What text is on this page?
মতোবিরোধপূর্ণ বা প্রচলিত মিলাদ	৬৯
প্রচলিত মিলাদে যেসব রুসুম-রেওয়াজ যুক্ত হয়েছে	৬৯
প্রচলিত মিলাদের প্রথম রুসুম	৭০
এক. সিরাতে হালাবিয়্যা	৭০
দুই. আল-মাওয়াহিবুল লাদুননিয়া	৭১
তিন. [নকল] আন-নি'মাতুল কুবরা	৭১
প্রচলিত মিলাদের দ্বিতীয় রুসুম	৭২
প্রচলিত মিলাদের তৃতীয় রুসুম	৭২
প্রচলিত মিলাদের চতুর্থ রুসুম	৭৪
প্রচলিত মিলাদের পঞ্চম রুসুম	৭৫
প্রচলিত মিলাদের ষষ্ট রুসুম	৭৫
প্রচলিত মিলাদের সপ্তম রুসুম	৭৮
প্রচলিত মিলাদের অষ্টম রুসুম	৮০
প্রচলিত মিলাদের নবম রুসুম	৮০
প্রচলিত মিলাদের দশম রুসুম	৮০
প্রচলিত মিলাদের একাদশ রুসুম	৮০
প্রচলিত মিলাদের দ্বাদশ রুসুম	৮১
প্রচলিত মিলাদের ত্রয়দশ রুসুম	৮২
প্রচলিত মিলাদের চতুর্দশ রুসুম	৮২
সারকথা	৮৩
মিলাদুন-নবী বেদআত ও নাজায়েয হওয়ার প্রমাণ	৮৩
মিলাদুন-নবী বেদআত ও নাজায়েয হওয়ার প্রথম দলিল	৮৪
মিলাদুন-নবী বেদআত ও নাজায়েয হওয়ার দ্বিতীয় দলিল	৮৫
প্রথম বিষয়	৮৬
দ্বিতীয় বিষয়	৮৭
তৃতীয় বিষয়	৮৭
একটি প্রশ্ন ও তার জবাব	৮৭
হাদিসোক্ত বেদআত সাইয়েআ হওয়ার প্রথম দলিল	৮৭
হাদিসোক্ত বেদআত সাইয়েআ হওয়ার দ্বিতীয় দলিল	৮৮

════════

| TASK INSTRUCTIONS |
Reproduce the material exactly, with every line intact.

| ANSWER TO THE PROBLEM |
What text is on this page?
মতোবিরোধপূর্ণ বা প্রচলিত মিলাদ	৬৯
প্রচলিত মিলাদে যেসব রুসুম-রেওয়াজ যুক্ত হয়েছে	৬৯
প্রচলিত মিলাদের প্রথম রুসুম	৭০
এক. সিরাতে হালাবিয়্যা	৭০
দুই. আল-মাওয়াহিবুল লাদুননিয়া	৭১
তিন. [নকল] আন-নি'মাতুল কুবরা	৭১
প্রচলিত মিলাদের দ্বিতীয় রুসুম	৭২
প্রচলিত মিলাদের তৃতীয় রুসুম	৭২
প্রচলিত মিলাদের চতুর্থ রুসুম	৭৪
প্রচলিত মিলাদের পঞ্চম রুসুম	৭৫
প্রচলিত মিলাদের ষষ্ট রুসুম	৭৫
প্রচলিত মিলাদের সপ্তম রুসুম	৭৮
প্রচলিত মিলাদের অষ্টম রুসুম	৮০
প্রচলিত মিলাদের নবম রুসুম	৮০
প্রচলিত মিলাদের দশম রুসুম	৮০
প্রচলিত মিলাদের একাদশ রুসুম	৮০
প্রচলিত মিলাদের দ্বাদশ রুসুম	৮১
প্রচলিত মিলাদের ত্রয়দশ রুসুম	৮২
প্রচলিত মিলাদের চতুর্দশ রুসুম	৮২
সারকথা	৮৩
মিলাদুন-নবী বেদআত ও নাজায়েয হওয়ার প্রমাণ	৮৩
মিলাদুন-নবী বেদআত ও নাজায়েয হওয়ার প্রথম দলিল	৮৪
মিলাদুন-নবী বেদআত ও নাজায়েয হওয়ার দ্বিতীয় দলিল	৮৫
প্রথম বিষয়	৮৬
দ্বিতীয় বিষয়	৮৭
তৃতীয় বিষয়	৮৭
একটি প্রশ্ন ও তার জবাব	৮৭
হাদিসোক্ত বেদআত সাইয়েআ হওয়ার প্রথম দলিল	৮৭
হাদিসোক্ত বেদআত সাইয়েআ হওয়ার দ্বিতীয় দলিল	৮৮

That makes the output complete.